In the following material, identify every line holding the string "income" and return it.

———

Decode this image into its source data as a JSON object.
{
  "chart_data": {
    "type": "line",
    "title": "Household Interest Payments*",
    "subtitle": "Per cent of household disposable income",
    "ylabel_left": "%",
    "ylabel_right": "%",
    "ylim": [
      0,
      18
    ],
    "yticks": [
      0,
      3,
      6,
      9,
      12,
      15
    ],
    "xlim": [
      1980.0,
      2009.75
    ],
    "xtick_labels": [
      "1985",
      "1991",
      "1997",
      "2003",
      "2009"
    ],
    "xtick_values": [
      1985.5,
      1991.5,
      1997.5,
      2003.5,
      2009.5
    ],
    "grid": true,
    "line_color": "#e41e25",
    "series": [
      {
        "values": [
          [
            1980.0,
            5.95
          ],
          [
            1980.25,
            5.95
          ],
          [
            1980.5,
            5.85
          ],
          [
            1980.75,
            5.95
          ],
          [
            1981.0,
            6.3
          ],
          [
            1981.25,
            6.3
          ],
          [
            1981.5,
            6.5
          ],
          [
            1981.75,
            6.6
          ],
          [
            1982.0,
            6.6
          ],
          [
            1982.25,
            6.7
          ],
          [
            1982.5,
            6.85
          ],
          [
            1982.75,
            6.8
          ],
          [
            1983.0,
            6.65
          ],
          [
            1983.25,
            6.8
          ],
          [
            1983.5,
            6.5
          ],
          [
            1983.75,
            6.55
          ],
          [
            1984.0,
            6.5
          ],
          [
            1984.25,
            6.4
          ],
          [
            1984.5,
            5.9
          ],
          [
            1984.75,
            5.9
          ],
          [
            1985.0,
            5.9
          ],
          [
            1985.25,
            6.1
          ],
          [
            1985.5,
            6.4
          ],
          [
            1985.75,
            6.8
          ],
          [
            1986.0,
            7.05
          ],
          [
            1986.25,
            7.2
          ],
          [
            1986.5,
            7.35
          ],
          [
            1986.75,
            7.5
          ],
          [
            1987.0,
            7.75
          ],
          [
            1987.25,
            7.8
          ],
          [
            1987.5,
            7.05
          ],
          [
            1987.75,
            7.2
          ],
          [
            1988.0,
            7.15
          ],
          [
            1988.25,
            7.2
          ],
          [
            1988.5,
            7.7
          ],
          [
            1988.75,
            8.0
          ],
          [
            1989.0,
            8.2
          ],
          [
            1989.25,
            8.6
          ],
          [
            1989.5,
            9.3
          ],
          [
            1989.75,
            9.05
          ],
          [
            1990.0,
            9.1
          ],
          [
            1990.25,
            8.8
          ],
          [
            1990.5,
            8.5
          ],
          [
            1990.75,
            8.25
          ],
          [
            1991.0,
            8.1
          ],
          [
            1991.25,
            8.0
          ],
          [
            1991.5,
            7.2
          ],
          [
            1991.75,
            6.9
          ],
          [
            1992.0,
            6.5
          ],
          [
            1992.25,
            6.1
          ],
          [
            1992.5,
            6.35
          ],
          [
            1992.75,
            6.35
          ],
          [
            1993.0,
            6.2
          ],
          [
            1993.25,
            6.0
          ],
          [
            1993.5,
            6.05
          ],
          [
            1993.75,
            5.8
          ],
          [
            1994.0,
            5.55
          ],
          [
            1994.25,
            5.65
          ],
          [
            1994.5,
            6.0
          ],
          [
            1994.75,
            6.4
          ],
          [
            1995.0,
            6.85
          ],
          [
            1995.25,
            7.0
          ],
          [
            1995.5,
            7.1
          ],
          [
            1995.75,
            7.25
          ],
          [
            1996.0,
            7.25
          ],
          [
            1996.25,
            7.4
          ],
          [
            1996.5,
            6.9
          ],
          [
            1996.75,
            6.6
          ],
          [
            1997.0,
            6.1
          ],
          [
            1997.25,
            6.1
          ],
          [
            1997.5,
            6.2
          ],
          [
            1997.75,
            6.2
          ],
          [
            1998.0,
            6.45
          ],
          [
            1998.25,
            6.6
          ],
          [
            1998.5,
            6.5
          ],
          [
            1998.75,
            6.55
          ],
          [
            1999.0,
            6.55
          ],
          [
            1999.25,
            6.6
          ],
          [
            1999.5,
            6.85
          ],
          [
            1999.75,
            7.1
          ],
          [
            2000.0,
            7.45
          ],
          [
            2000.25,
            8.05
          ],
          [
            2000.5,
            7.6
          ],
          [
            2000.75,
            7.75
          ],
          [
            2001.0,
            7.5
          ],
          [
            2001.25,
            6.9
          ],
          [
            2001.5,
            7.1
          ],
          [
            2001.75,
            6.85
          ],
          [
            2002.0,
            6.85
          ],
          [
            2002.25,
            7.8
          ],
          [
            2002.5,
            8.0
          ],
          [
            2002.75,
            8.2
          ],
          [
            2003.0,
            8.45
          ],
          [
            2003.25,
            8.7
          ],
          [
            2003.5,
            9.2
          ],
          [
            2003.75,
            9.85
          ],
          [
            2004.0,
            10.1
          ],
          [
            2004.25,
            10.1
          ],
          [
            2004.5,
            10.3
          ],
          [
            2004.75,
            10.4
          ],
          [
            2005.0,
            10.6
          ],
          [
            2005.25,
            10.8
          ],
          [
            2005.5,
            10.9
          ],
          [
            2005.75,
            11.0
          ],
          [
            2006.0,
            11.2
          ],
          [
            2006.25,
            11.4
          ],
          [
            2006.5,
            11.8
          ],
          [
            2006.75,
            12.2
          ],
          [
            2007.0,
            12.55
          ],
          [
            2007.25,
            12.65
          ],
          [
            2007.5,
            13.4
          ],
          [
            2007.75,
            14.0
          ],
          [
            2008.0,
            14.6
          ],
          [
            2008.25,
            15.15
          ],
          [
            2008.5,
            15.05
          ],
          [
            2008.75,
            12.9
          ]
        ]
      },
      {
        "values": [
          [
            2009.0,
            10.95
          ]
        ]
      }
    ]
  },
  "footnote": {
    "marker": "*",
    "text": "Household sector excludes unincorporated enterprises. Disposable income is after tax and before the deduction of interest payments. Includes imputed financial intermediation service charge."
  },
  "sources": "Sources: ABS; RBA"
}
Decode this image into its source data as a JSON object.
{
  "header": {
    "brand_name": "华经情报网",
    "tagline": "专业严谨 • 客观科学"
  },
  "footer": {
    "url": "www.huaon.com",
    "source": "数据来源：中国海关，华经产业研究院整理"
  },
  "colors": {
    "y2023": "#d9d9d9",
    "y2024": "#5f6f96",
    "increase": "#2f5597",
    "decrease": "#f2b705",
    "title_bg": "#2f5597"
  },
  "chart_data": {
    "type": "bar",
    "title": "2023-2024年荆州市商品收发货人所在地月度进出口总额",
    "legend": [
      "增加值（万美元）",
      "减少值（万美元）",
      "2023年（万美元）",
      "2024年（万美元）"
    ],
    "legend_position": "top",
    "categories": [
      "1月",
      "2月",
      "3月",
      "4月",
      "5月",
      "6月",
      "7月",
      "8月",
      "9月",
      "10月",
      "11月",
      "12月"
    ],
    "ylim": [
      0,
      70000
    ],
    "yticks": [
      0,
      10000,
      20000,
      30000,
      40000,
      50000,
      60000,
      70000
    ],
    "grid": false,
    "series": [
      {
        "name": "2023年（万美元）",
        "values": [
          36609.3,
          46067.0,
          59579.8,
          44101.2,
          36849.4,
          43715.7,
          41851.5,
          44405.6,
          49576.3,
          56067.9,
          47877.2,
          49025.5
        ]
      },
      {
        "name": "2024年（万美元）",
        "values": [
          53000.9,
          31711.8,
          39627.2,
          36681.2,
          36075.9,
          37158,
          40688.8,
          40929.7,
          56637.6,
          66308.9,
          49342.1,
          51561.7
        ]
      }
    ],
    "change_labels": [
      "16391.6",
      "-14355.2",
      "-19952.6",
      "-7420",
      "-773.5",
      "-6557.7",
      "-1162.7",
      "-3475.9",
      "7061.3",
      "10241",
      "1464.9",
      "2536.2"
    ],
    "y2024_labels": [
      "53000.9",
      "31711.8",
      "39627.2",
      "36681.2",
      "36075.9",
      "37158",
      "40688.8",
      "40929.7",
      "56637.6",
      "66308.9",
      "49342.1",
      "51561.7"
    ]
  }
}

———

[TASK OUTPUT]
    "subtitle": "Per cent of household disposable income",
    "text": "Household sector excludes unincorporated enterprises. Disposable income is after tax and before the deduction of interest payments. Includes imputed financial intermediation service charge."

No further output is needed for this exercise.